*** RECORDED INFORMATION
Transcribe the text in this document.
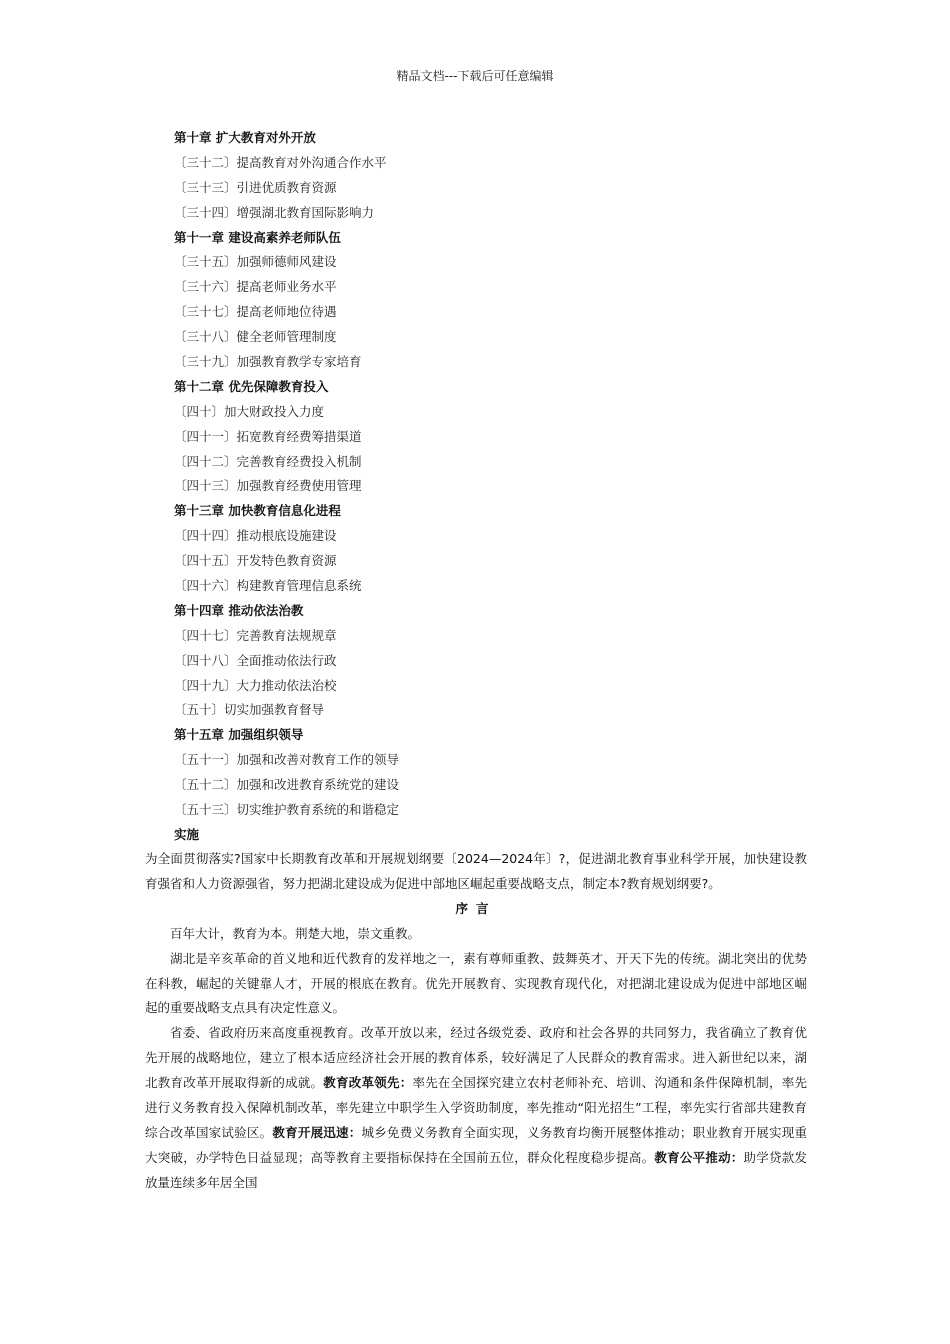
精品文档---下载后可任意编辑
第十章 扩大教育对外开放
〔三十二〕提高教育对外沟通合作水平
〔三十三〕引进优质教育资源
〔三十四〕增强湖北教育国际影响力
第十一章 建设高素养老师队伍
〔三十五〕加强师德师风建设
〔三十六〕提高老师业务水平
〔三十七〕提高老师地位待遇
〔三十八〕健全老师管理制度
〔三十九〕加强教育教学专家培育
第十二章 优先保障教育投入
〔四十〕加大财政投入力度
〔四十一〕拓宽教育经费筹措渠道
〔四十二〕完善教育经费投入机制
〔四十三〕加强教育经费使用管理
第十三章 加快教育信息化进程
〔四十四〕推动根底设施建设
〔四十五〕开发特色教育资源
〔四十六〕构建教育管理信息系统
第十四章 推动依法治教
〔四十七〕完善教育法规规章
〔四十八〕全面推动依法行政
〔四十九〕大力推动依法治校
〔五十〕切实加强教育督导
第十五章 加强组织领导
〔五十一〕加强和改善对教育工作的领导
〔五十二〕加强和改进教育系统党的建设
〔五十三〕切实维护教育系统的和谐稳定
实施

为全面贯彻落实?国家中长期教育改革和开展规划纲要〔2024—2024年〕?，促进湖北教育事业科学开展，加快建设教育强省和人力资源强省，努力把湖北建设成为促进中部地区崛起重要战略支点，制定本?教育规划纲要?。

序言

百年大计，教育为本。荆楚大地，崇文重教。

湖北是辛亥革命的首义地和近代教育的发祥地之一，素有尊师重教、鼓舞英才、开天下先的传统。湖北突出的优势在科教，崛起的关键靠人才，开展的根底在教育。优先开展教育、实现教育现代化，对把湖北建设成为促进中部地区崛起的重要战略支点具有决定性意义。

省委、省政府历来高度重视教育。改革开放以来，经过各级党委、政府和社会各界的共同努力，我省确立了教育优先开展的战略地位，建立了根本适应经济社会开展的教育体系，较好满足了人民群众的教育需求。进入新世纪以来，湖北教育改革开展取得新的成就。教育改革领先：率先在全国探究建立农村老师补充、培训、沟通和条件保障机制，率先进行义务教育投入保障机制改革，率先建立中职学生入学资助制度，率先推动“阳光招生”工程，率先实行省部共建教育综合改革国家试验区。教育开展迅速：城乡免费义务教育全面实现，义务教育均衡开展整体推动；职业教育开展实现重大突破，办学特色日益显现；高等教育主要指标保持在全国前五位，群众化程度稳步提高。教育公平推动：助学贷款发放量连续多年居全国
******
Extract every line of the data exactly; pictures stay out.

Transcribe the text in this document.
精品文档---下载后可任意编辑
第十章 扩大教育对外开放
〔三十二〕提高教育对外沟通合作水平
〔三十三〕引进优质教育资源
〔三十四〕增强湖北教育国际影响力
第十一章 建设高素养老师队伍
〔三十五〕加强师德师风建设
〔三十六〕提高老师业务水平
〔三十七〕提高老师地位待遇
〔三十八〕健全老师管理制度
〔三十九〕加强教育教学专家培育
第十二章 优先保障教育投入
〔四十〕加大财政投入力度
〔四十一〕拓宽教育经费筹措渠道
〔四十二〕完善教育经费投入机制
〔四十三〕加强教育经费使用管理
第十三章 加快教育信息化进程
〔四十四〕推动根底设施建设
〔四十五〕开发特色教育资源
〔四十六〕构建教育管理信息系统
第十四章 推动依法治教
〔四十七〕完善教育法规规章
〔四十八〕全面推动依法行政
〔四十九〕大力推动依法治校
〔五十〕切实加强教育督导
第十五章 加强组织领导
〔五十一〕加强和改善对教育工作的领导
〔五十二〕加强和改进教育系统党的建设
〔五十三〕切实维护教育系统的和谐稳定
实施

为全面贯彻落实?国家中长期教育改革和开展规划纲要〔2024—2024年〕?，促进湖北教育事业科学开展，加快建设教育强省和人力资源强省，努力把湖北建设成为促进中部地区崛起重要战略支点，制定本?教育规划纲要?。

序言

百年大计，教育为本。荆楚大地，崇文重教。

湖北是辛亥革命的首义地和近代教育的发祥地之一，素有尊师重教、鼓舞英才、开天下先的传统。湖北突出的优势在科教，崛起的关键靠人才，开展的根底在教育。优先开展教育、实现教育现代化，对把湖北建设成为促进中部地区崛起的重要战略支点具有决定性意义。

省委、省政府历来高度重视教育。改革开放以来，经过各级党委、政府和社会各界的共同努力，我省确立了教育优先开展的战略地位，建立了根本适应经济社会开展的教育体系，较好满足了人民群众的教育需求。进入新世纪以来，湖北教育改革开展取得新的成就。教育改革领先：率先在全国探究建立农村老师补充、培训、沟通和条件保障机制，率先进行义务教育投入保障机制改革，率先建立中职学生入学资助制度，率先推动“阳光招生”工程，率先实行省部共建教育综合改革国家试验区。教育开展迅速：城乡免费义务教育全面实现，义务教育均衡开展整体推动；职业教育开展实现重大突破，办学特色日益显现；高等教育主要指标保持在全国前五位，群众化程度稳步提高。教育公平推动：助学贷款发放量连续多年居全国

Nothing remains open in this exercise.